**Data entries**
>>>>>

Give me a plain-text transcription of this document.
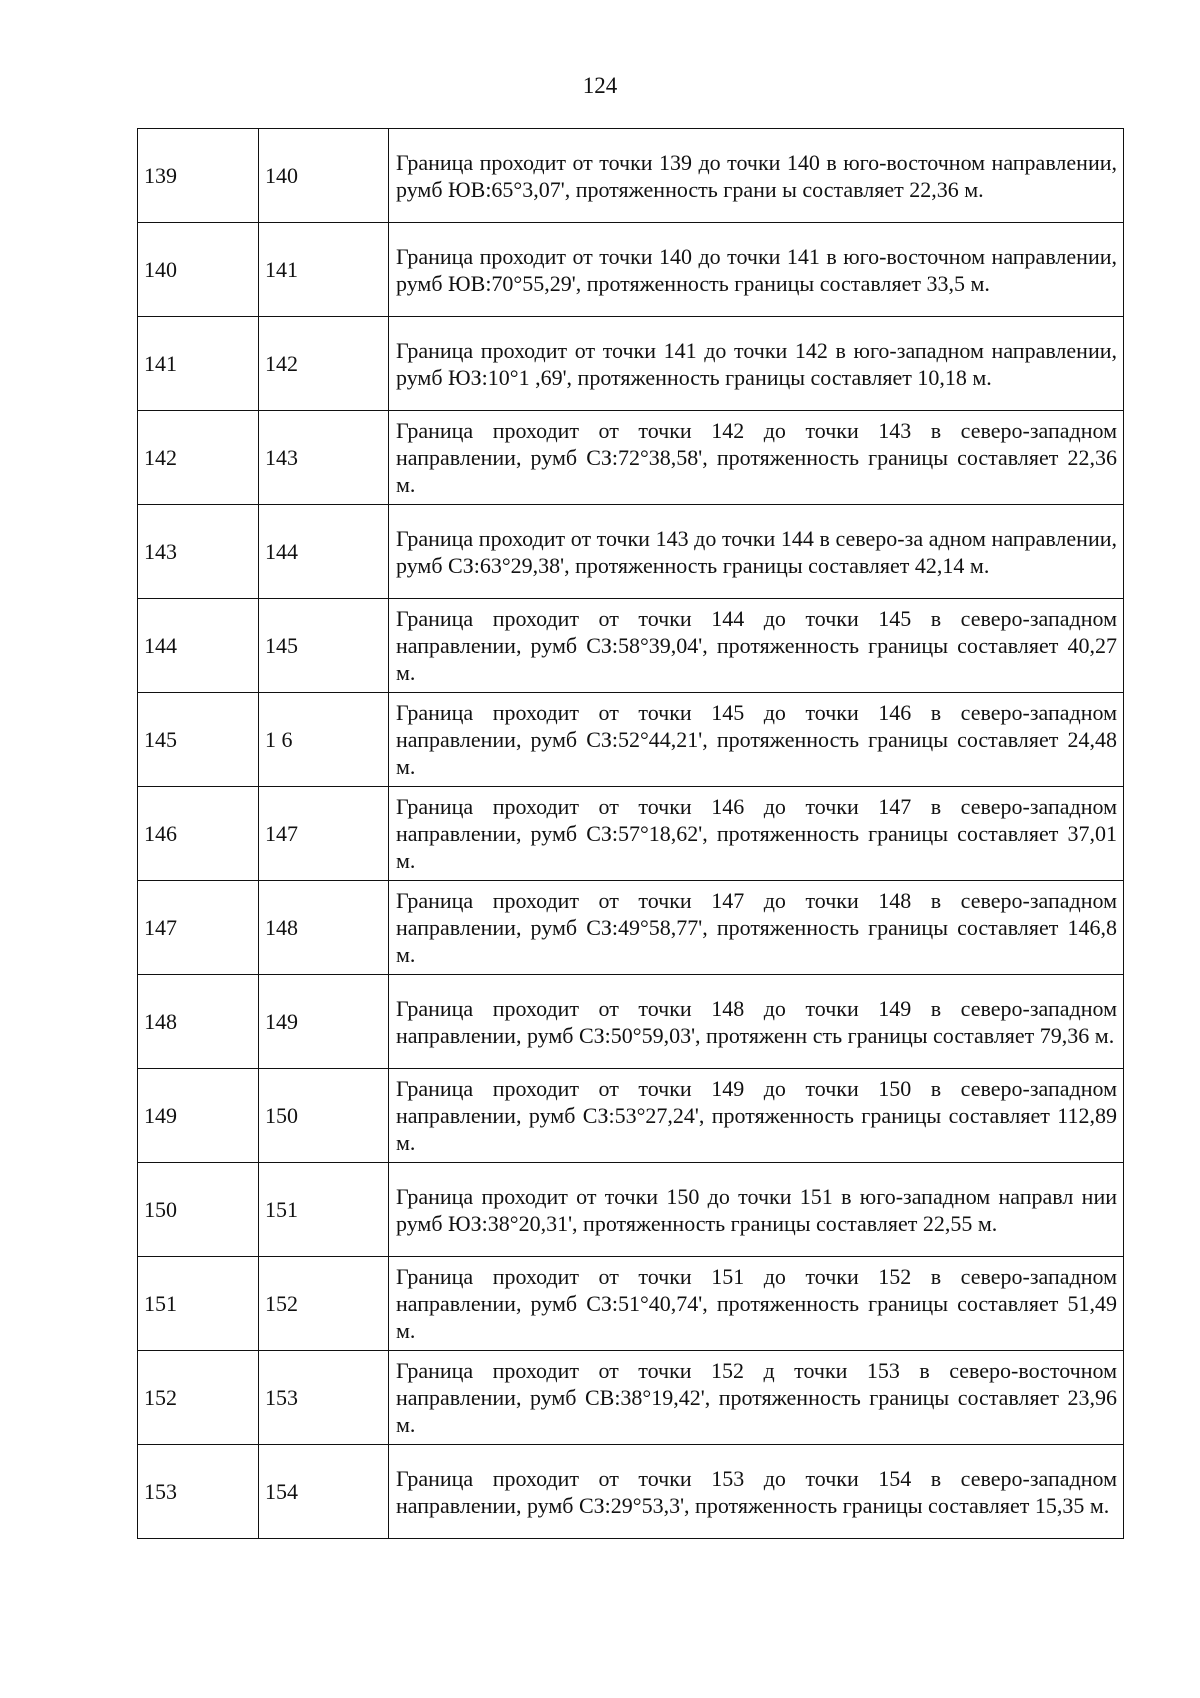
124
139	140	Граница проходит от точки 139 до точки 140 в юго-восточном направлении, румб ЮВ:65°3,07', протяженность грани ы составляет 22,36 м.
140	141	Граница проходит от точки 140 до точки 141 в юго-восточном направлении, румб ЮВ:70°55,29', протяженность границы составляет 33,5 м.
141	142	Граница проходит от точки 141 до точки 142 в юго-западном направлении, румб ЮЗ:10°1 ,69', протяженность границы составляет 10,18 м.
142	143	Граница проходит от точки 142 до точки 143 в северо-западном направлении, румб СЗ:72°38,58', протяженность границы составляет 22,36 м.
143	144	Граница проходит от точки 143 до точки 144 в северо-за адном направлении, румб СЗ:63°29,38', протяженность границы составляет 42,14 м.
144	145	Граница проходит от точки 144 до точки 145 в северо-западном направлении, румб СЗ:58°39,04', протяженность границы составляет 40,27 м.
145	1 6	Граница проходит от точки 145 до точки 146 в северо-западном направлении, румб СЗ:52°44,21', протяженность границы составляет 24,48 м.
146	147	Граница проходит от точки 146 до точки 147 в северо-западном направлении, румб СЗ:57°18,62', протяженность границы составляет 37,01 м.
147	148	Граница проходит от точки 147 до точки 148 в северо-западном направлении, румб СЗ:49°58,77', протяженность границы составляет 146,8 м.
148	149	Граница проходит от точки 148 до точки 149 в северо-западном направлении, румб СЗ:50°59,03', протяженн сть границы составляет 79,36 м.
149	150	Граница проходит от точки 149 до точки 150 в северо-западном направлении, румб СЗ:53°27,24', протяженность границы составляет 112,89 м.
150	151	Граница проходит от точки 150 до точки 151 в юго-западном направл нии румб ЮЗ:38°20,31', протяженность границы составляет 22,55 м.
151	152	Граница проходит от точки 151 до точки 152 в северо-западном направлении, румб СЗ:51°40,74', протяженность границы составляет 51,49 м.
152	153	Граница проходит от точки 152 д точки 153 в северо-восточном направлении, румб СВ:38°19,42', протяженность границы составляет 23,96 м.
153	154	Граница проходит от точки 153 до точки 154 в северо-западном направлении, румб СЗ:29°53,3', протяженность границы составляет 15,35 м.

<<<<<

**THE PROBLEM**
Select every line in the material above where the string "восточном" occurs, and copy it.

**ANSWER TO THIS TASK**
139	140	Граница проходит от точки 139 до точки 140 в юго-восточном направлении, румб ЮВ:65°3,07', протяженность грани ы составляет 22,36 м.
140	141	Граница проходит от точки 140 до точки 141 в юго-восточном направлении, румб ЮВ:70°55,29', протяженность границы составляет 33,5 м.
152	153	Граница проходит от точки 152 д точки 153 в северо-восточном направлении, румб СВ:38°19,42', протяженность границы составляет 23,96 м.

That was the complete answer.